WRITTEN REQUEST A => According to the vigil announcement, in which city does Mount Clemens VVA Chapter 154 have its Veterans Support Center?
-- QUOTED TEXT start --
Hello friends! Next weekend, many of us will gather at Oakland Hills Memorial Gardens Cemetery in Novi, MI to remember those who are missing in action from the Vietnam War. I am proud to have been a member of Chapter 154’s inaugural Color Guard…we started this 27 yrs. ago! If you are in the area, please stop by. If not, please take a moment this weekend to remember those Warriors who have not come home yet.
This article is followed by a great ten minute documentary that acknowledges this event and shows what we’ve accomplished since 1986.
Vigil for vets missing in action
“On Sept. 20 and 21, our chapter honor guard will be assembling at Oakland Hills Memorial Gardens Cemetery in Novi to conduct what we refer to as our vigil,” Brian Bobek said. He is president of Mount Clemens VVA Chapter 154 that has a Veterans Support Center in Roseville.
“This will make the 27th consecutive year that we have gathered to ensure that our veterans who are still missing in action from Vietnam will never be abandoned, and that our government understands that we will never accept anything less than total accountability of our brothers, from all wars.”
There is an opening ceremony at 5 p.m. Friday at the “Michigan Remembers” monument. The honor guard posts members there until 5 p.m. Sept. 21, weather notwithstanding.
-- QUOTED TEXT end --
WRITTEN REQUEST B => Give the lines of the records from the one containing "helmet-brim (439, 762, 851, 848)" through the one containing "Give me the" as a JSON list of strings, one string per line, leaving out blank lines.
-- RECORDS PROVIDED start --
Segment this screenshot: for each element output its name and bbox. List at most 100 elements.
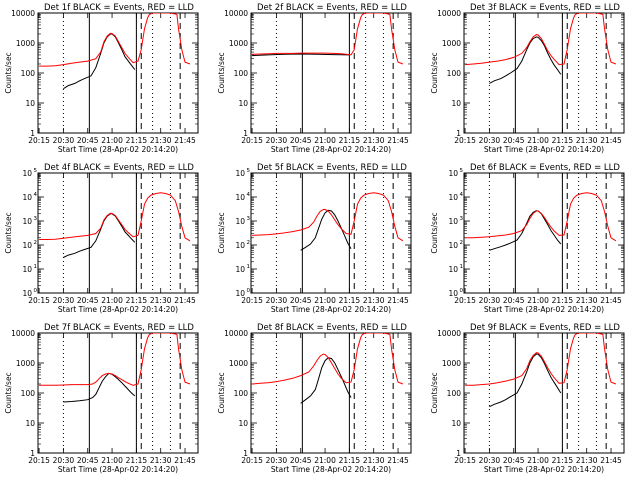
y-tick-exponent: 0 <box>34 288 38 294</box>
chart-title: Det 2f BLACK = Events, RED = LLD <box>257 3 407 13</box>
y-tick-exponent: 5 <box>247 168 251 174</box>
x-tick-label: 21:15 <box>126 296 148 305</box>
x-tick-label: 21:30 <box>363 456 385 465</box>
series-line-events <box>63 33 136 90</box>
x-tick-label: 20:45 <box>503 136 525 145</box>
x-tick-label: 20:15 <box>241 296 263 305</box>
x-tick-label: 20:45 <box>77 136 99 145</box>
x-axis-label: Start Time (28-Apr-02 20:14:20) <box>484 145 604 154</box>
x-axis-label: Start Time (28-Apr-02 20:14:20) <box>271 305 391 314</box>
x-tick-label: 21:15 <box>126 456 148 465</box>
x-tick-label: 20:15 <box>454 296 476 305</box>
y-tick-exponent: 3 <box>34 216 38 222</box>
y-tick-label: 1000 <box>16 39 35 48</box>
y-tick-label: 1000 <box>442 39 461 48</box>
y-tick-label: 10000 <box>437 9 461 18</box>
y-tick-label: 100 <box>21 69 36 78</box>
x-tick-label: 20:30 <box>53 296 75 305</box>
y-tick-label: 10 <box>25 99 35 108</box>
x-tick-label: 21:45 <box>600 296 622 305</box>
y-axis-label: Counts/sec <box>4 52 13 93</box>
x-tick-label: 20:30 <box>479 456 501 465</box>
y-tick-label: 100 <box>234 69 249 78</box>
x-tick-label: 21:00 <box>527 296 549 305</box>
x-axis-label: Start Time (28-Apr-02 20:14:20) <box>58 465 178 474</box>
y-tick-label: 10 <box>22 289 32 298</box>
chart-title: Det 9f BLACK = Events, RED = LLD <box>470 323 620 333</box>
y-tick-exponent: 1 <box>460 264 464 270</box>
x-tick-label: 21:30 <box>363 136 385 145</box>
y-tick-exponent: 0 <box>460 288 464 294</box>
y-tick-exponent: 2 <box>34 240 38 246</box>
x-axis-label: Start Time (28-Apr-02 20:14:20) <box>271 465 391 474</box>
x-tick-label: 21:45 <box>600 136 622 145</box>
x-tick-label: 21:00 <box>527 136 549 145</box>
y-axis-label: Counts/sec <box>430 212 439 253</box>
x-tick-label: 21:30 <box>576 456 598 465</box>
series-line-lld <box>252 333 404 385</box>
y-tick-label: 1 <box>243 129 248 138</box>
y-tick-label: 1 <box>30 129 35 138</box>
x-tick-label: 21:45 <box>174 296 196 305</box>
x-tick-label: 21:45 <box>387 136 409 145</box>
plot-frame <box>463 172 625 294</box>
chart-title: Det 5f BLACK = Events, RED = LLD <box>257 163 407 173</box>
x-tick-label: 20:15 <box>28 296 50 305</box>
y-tick-label: 1000 <box>229 359 248 368</box>
x-tick-label: 21:00 <box>314 456 336 465</box>
y-tick-exponent: 2 <box>460 240 464 246</box>
x-tick-label: 20:45 <box>290 456 312 465</box>
x-tick-label: 20:45 <box>503 456 525 465</box>
x-tick-label: 20:30 <box>53 136 75 145</box>
x-axis-label: Start Time (28-Apr-02 20:14:20) <box>58 145 178 154</box>
y-tick-label: 10 <box>22 241 32 250</box>
plot-frame <box>37 12 199 134</box>
y-tick-label: 10000 <box>11 9 35 18</box>
y-tick-exponent: 3 <box>460 216 464 222</box>
x-tick-label: 21:00 <box>101 456 123 465</box>
series-line-lld <box>39 333 191 386</box>
y-tick-exponent: 5 <box>460 168 464 174</box>
x-tick-label: 20:15 <box>28 456 50 465</box>
y-tick-label: 1000 <box>16 359 35 368</box>
x-tick-label: 20:30 <box>266 456 288 465</box>
y-tick-exponent: 5 <box>34 168 38 174</box>
plot-frame <box>463 12 625 134</box>
y-tick-label: 100 <box>447 389 462 398</box>
x-tick-label: 20:45 <box>77 456 99 465</box>
series-line-lld <box>465 13 617 66</box>
y-tick-exponent: 0 <box>247 288 251 294</box>
x-tick-label: 21:30 <box>150 456 172 465</box>
y-tick-exponent: 4 <box>247 192 251 198</box>
x-tick-label: 20:15 <box>454 456 476 465</box>
x-tick-label: 21:30 <box>150 136 172 145</box>
x-tick-label: 21:30 <box>150 296 172 305</box>
chart-title: Det 8f BLACK = Events, RED = LLD <box>257 323 407 333</box>
x-tick-label: 21:45 <box>174 456 196 465</box>
x-tick-label: 21:30 <box>363 296 385 305</box>
y-axis-label: Counts/sec <box>430 372 439 413</box>
chart-title: Det 6f BLACK = Events, RED = LLD <box>470 163 620 173</box>
y-tick-exponent: 4 <box>34 192 38 198</box>
x-tick-label: 21:00 <box>101 296 123 305</box>
y-tick-label: 10 <box>448 193 458 202</box>
chart-title: Det 3f BLACK = Events, RED = LLD <box>470 3 620 13</box>
y-tick-label: 10 <box>238 99 248 108</box>
x-tick-label: 20:30 <box>266 136 288 145</box>
y-tick-label: 10 <box>448 241 458 250</box>
y-tick-label: 10 <box>22 169 32 178</box>
x-tick-label: 21:15 <box>552 296 574 305</box>
x-axis-label: Start Time (28-Apr-02 20:14:20) <box>271 145 391 154</box>
y-tick-label: 10 <box>235 289 245 298</box>
y-tick-label: 10 <box>235 265 245 274</box>
y-tick-exponent: 4 <box>460 192 464 198</box>
y-axis-label: Counts/sec <box>4 372 13 413</box>
y-tick-label: 10 <box>235 193 245 202</box>
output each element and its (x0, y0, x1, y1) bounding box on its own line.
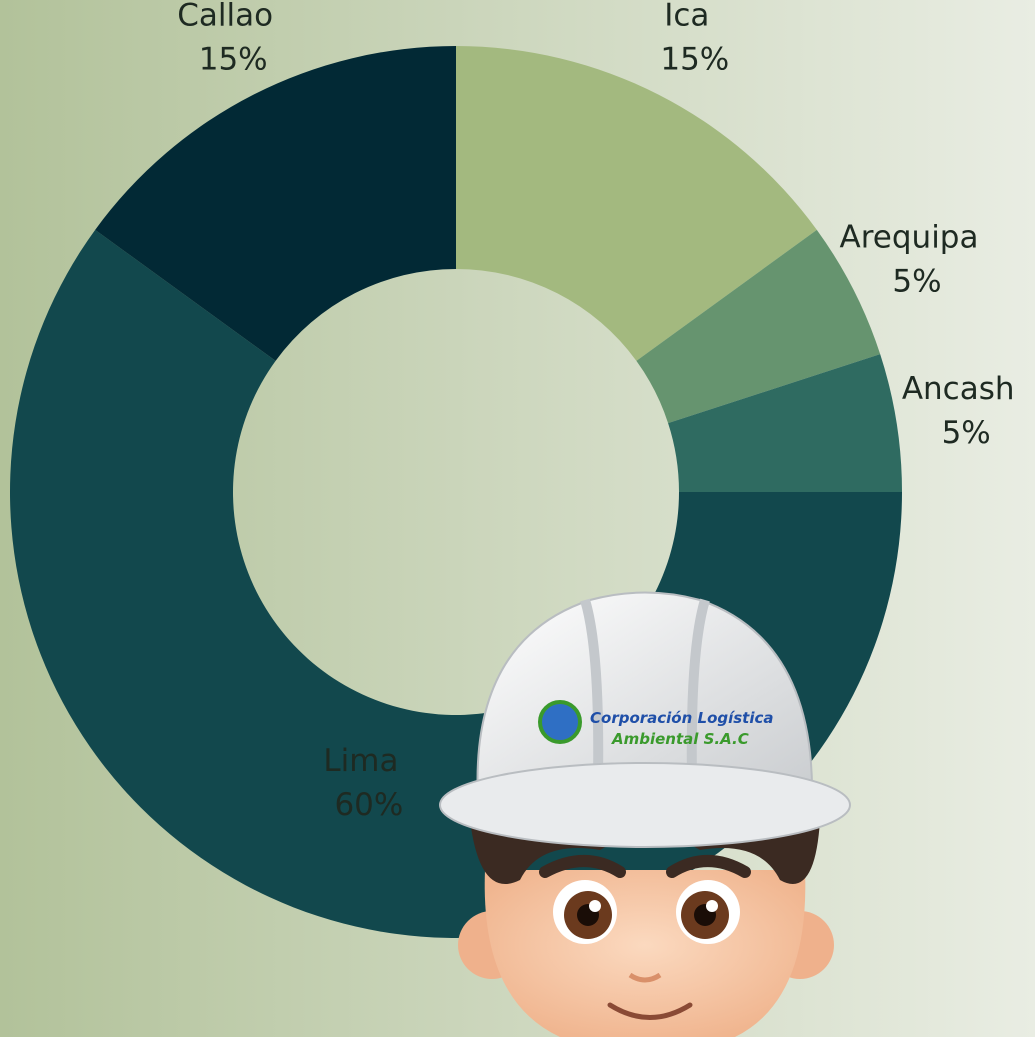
helmet-brim (439, 762, 851, 848)
category-label: Callao (177, 0, 273, 33)
smile (607, 1002, 693, 1020)
value-label: 5% (942, 415, 991, 451)
nose (628, 972, 662, 983)
labels: Ica 15% Arequipa 5% Ancash 5% Lima 60% Callao 15% (177, 0, 1014, 823)
value-label: 15% (660, 41, 729, 77)
eye-shine (706, 900, 718, 912)
category-label: Lima (323, 743, 398, 779)
category-label: Arequipa (840, 220, 979, 256)
wedge (95, 46, 457, 361)
wedge (456, 46, 817, 361)
logo-globe (538, 700, 582, 744)
illustration: Corporación Logística Ambiental S.A.C (439, 591, 851, 1037)
logo-text: Ambiental S.A.C (611, 730, 749, 748)
wedge (668, 354, 902, 492)
face (484, 870, 806, 1037)
helmet-ridge (580, 598, 710, 781)
value-label: 5% (892, 264, 941, 300)
value-label: 60% (334, 787, 403, 823)
wedge (636, 229, 881, 424)
category-label: Ancash (902, 371, 1015, 407)
eye-shine (589, 900, 601, 912)
logo-text: Corporación Logística (590, 709, 774, 727)
helmet (476, 591, 814, 801)
value-label: 15% (199, 41, 268, 77)
eyebrows (539, 855, 751, 878)
category-label: Ica (664, 0, 709, 33)
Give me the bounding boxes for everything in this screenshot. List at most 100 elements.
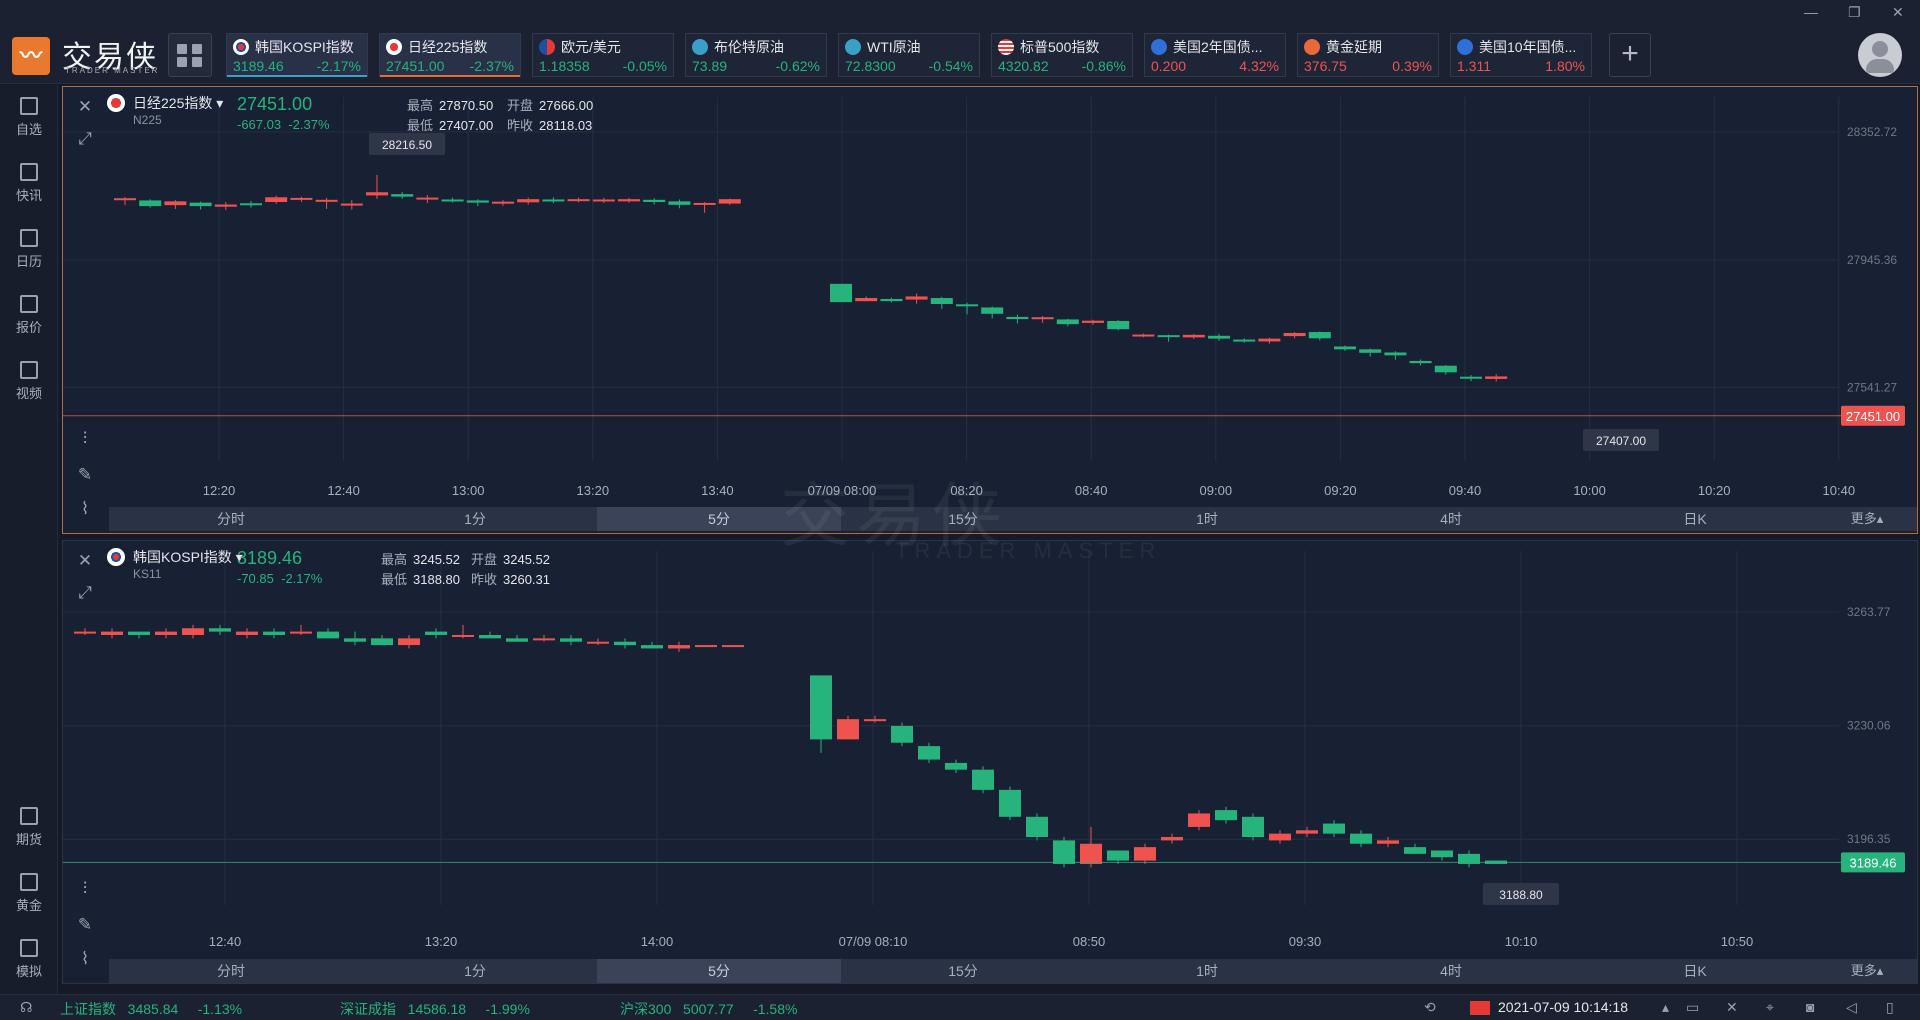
ticker-card[interactable]: 欧元/美元 1.18358 -0.05% xyxy=(532,33,674,77)
ticker-price: 376.75 xyxy=(1304,58,1347,74)
index-name: 深证成指 xyxy=(340,1001,396,1017)
camera-icon[interactable]: ◙ xyxy=(1806,999,1815,1015)
translate-icon[interactable]: ⟲ xyxy=(1424,999,1436,1015)
timeframe-tab[interactable]: 1分 xyxy=(464,963,486,979)
add-ticker-button[interactable]: + xyxy=(1609,33,1651,77)
close-panel-icon[interactable]: ✕ xyxy=(77,97,93,116)
candle-body xyxy=(1308,332,1331,339)
more-timeframes-button[interactable]: 更多▴ xyxy=(1850,511,1884,526)
timeframe-tab[interactable]: 15分 xyxy=(948,511,978,527)
brand-name: 交易侠 xyxy=(62,41,158,74)
pin-icon[interactable]: ⌖ xyxy=(1766,999,1774,1015)
candle-body xyxy=(592,199,615,202)
sidebar-item-gold[interactable]: 黄金 xyxy=(0,873,58,914)
layout-grid-button[interactable] xyxy=(168,33,212,77)
stat-value: 28118.03 xyxy=(539,118,593,133)
ticker-name: 标普500指数 xyxy=(998,38,1126,56)
x-axis-label: 10:50 xyxy=(1721,934,1754,949)
change-value: -70.85 xyxy=(237,571,274,586)
headset-icon[interactable]: ☊ xyxy=(20,999,33,1015)
timeframe-tab[interactable]: 1分 xyxy=(464,511,486,527)
monitor-icon[interactable]: ▭ xyxy=(1686,999,1700,1015)
chevron-up-icon[interactable]: ▴ xyxy=(1662,999,1670,1015)
minimize-icon[interactable]: — xyxy=(1804,4,1818,20)
ticker-card[interactable]: 黄金延期 376.75 0.39% xyxy=(1297,33,1439,77)
high-stat: 最高 27870.50 xyxy=(407,95,493,114)
eu-us-flag-icon xyxy=(539,39,555,55)
kospi-candlestick-chart[interactable]: 3263.77 3230.06 3196.35 12:40 13:20 14:00 07/0… xyxy=(63,541,1918,984)
x-axis-label: 07/09 08:00 xyxy=(808,483,877,498)
candle-body xyxy=(236,631,258,635)
candle-body xyxy=(155,631,177,635)
tools-icon[interactable]: ✕ xyxy=(1726,999,1738,1015)
timeframe-tab[interactable]: 5分 xyxy=(597,507,841,531)
timeframe-tab[interactable]: 日K xyxy=(1683,963,1707,979)
sidebar-item-futures[interactable]: 期货 xyxy=(0,807,58,848)
timeframe-tab[interactable]: 4时 xyxy=(1440,963,1462,979)
x-axis-label: 13:20 xyxy=(425,934,458,949)
expand-icon[interactable]: ⤢ xyxy=(78,129,92,148)
indicator-icon[interactable]: ⫶ xyxy=(82,429,88,448)
sidebar-item-calendar[interactable]: 日历 xyxy=(0,229,58,270)
symbol-selector[interactable]: 韩国KOSPI指数 ▾ xyxy=(107,547,243,567)
sidebar-item-simulation[interactable]: 模拟 xyxy=(0,939,58,980)
watermark-logo: 交易侠 xyxy=(780,477,1008,555)
x-axis-label: 08:50 xyxy=(1073,934,1106,949)
wallet-icon xyxy=(20,939,38,957)
x-axis-label: 12:20 xyxy=(203,483,236,498)
change-pct: -2.17% xyxy=(281,571,323,586)
index-sse[interactable]: 上证指数 3485.84 -1.13% xyxy=(60,999,242,1019)
ticker-card[interactable]: WTI原油 72.8300 -0.54% xyxy=(838,33,980,77)
chart-type-icon[interactable]: ⌇ xyxy=(80,949,90,968)
ticker-card[interactable]: 美国10年国债... 1.311 1.80% xyxy=(1450,33,1592,77)
mute-icon[interactable]: ◁ xyxy=(1846,999,1857,1015)
ticker-card[interactable]: 日经225指数 27451.00 -2.37% xyxy=(379,33,521,77)
stat-value: 3188.80 xyxy=(413,572,461,587)
min-marker xyxy=(1583,429,1659,451)
candle-body xyxy=(1485,376,1508,379)
ticker-card[interactable]: 韩国KOSPI指数 3189.46 -2.17% xyxy=(226,33,368,77)
restore-icon[interactable]: ❐ xyxy=(1848,4,1861,20)
candle-body xyxy=(1233,339,1256,342)
candle-body xyxy=(837,719,859,740)
timeframe-tab[interactable]: 日K xyxy=(1683,511,1707,527)
sidebar-item-news[interactable]: 快讯 xyxy=(0,163,58,204)
indicator-icon[interactable]: ⫶ xyxy=(82,879,88,898)
timeframe-tab[interactable]: 5分 xyxy=(597,959,841,983)
index-csi300[interactable]: 沪深300 5007.77 -1.58% xyxy=(620,999,797,1019)
timeframe-tab[interactable]: 1时 xyxy=(1196,963,1218,979)
chart-type-icon[interactable]: ⌇ xyxy=(80,499,90,518)
candle-body xyxy=(1056,319,1079,325)
draw-pen-icon[interactable]: ✎ xyxy=(77,465,93,484)
sidebar-label: 快讯 xyxy=(15,188,42,203)
sidebar-item-quotes[interactable]: 报价 xyxy=(0,295,58,336)
candle-body xyxy=(695,645,717,648)
timeframe-tab[interactable]: 4时 xyxy=(1440,511,1462,527)
last-price: 3189.46 xyxy=(237,548,303,568)
candle-body xyxy=(1359,349,1382,353)
draw-pen-icon[interactable]: ✎ xyxy=(77,915,93,934)
ticker-card[interactable]: 美国2年国债... 0.200 4.32% xyxy=(1144,33,1286,77)
more-timeframes-button[interactable]: 更多▴ xyxy=(1850,963,1884,978)
ticker-card[interactable]: 布伦特原油 73.89 -0.62% xyxy=(685,33,827,77)
candle-body xyxy=(930,298,953,304)
index-szse[interactable]: 深证成指 14586.18 -1.99% xyxy=(340,999,530,1019)
candle-body xyxy=(1323,823,1345,834)
expand-icon[interactable]: ⤢ xyxy=(78,583,92,602)
user-avatar[interactable] xyxy=(1858,33,1902,77)
ticker-card[interactable]: 标普500指数 4320.82 -0.86% xyxy=(991,33,1133,77)
candle-body xyxy=(1182,334,1205,338)
close-window-icon[interactable]: ✕ xyxy=(1892,4,1904,20)
timeframe-tab[interactable]: 分时 xyxy=(217,963,245,979)
timeframe-tab[interactable]: 1时 xyxy=(1196,511,1218,527)
timeframe-tab[interactable]: 分时 xyxy=(217,511,245,527)
candle-body xyxy=(718,199,741,204)
sidebar-item-watchlist[interactable]: 自选 xyxy=(0,97,58,138)
nikkei-candlestick-chart[interactable]: 28352.72 27945.36 27541.27 12:20 12:40 13:00 1… xyxy=(63,87,1918,534)
window-mode-icon[interactable]: ▯ xyxy=(1886,999,1894,1015)
timeframe-tab[interactable]: 15分 xyxy=(948,963,978,979)
symbol-selector[interactable]: 日经225指数 ▾ xyxy=(107,93,223,113)
close-panel-icon[interactable]: ✕ xyxy=(77,551,93,570)
sidebar-item-video[interactable]: 视频 xyxy=(0,361,58,402)
oil-icon xyxy=(692,39,708,55)
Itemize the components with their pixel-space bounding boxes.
-- RECORDS PROVIDED end --
CORRECT ANSWER A => Roseville

CORRECT ANSWER B =>
[
  "helmet-brim (439, 762, 851, 848)",
  "category-label: Callao (177, 0, 273, 33)",
  "smile (607, 1002, 693, 1020)",
  "value-label: 5% (942, 415, 991, 451)",
  "nose (628, 972, 662, 983)",
  "labels: Ica 15% Arequipa 5% Ancash 5% Lima 60% Callao 15% (177, 0, 1014, 823)",
  "value-label: 15% (660, 41, 729, 77)",
  "eye-shine (706, 900, 718, 912)",
  "category-label: Lima (323, 743, 398, 779)",
  "category-label: Arequipa (840, 220, 979, 256)",
  "wedge (95, 46, 457, 361)",
  "wedge (456, 46, 817, 361)",
  "logo-globe (538, 700, 582, 744)",
  "illustration: Corporación Logística Ambiental S.A.C (439, 591, 851, 1037)",
  "logo-text: Ambiental S.A.C (611, 730, 749, 748)",
  "wedge (668, 354, 902, 492)",
  "face (484, 870, 806, 1037)",
  "helmet-ridge (580, 598, 710, 781)",
  "value-label: 5% (892, 264, 941, 300)",
  "value-label: 60% (334, 787, 403, 823)",
  "wedge (636, 229, 881, 424)",
  "category-label: Ancash (902, 371, 1015, 407)",
  "eye-shine (589, 900, 601, 912)",
  "logo-text: Corporación Logística (590, 709, 774, 727)",
  "helmet (476, 591, 814, 801)",
  "value-label: 15% (199, 41, 268, 77)",
  "eyebrows (539, 855, 751, 878)",
  "category-label: Ica (664, 0, 709, 33)",
  "Give me the bounding boxes for everything in this screenshot. List at most 100 elements."
]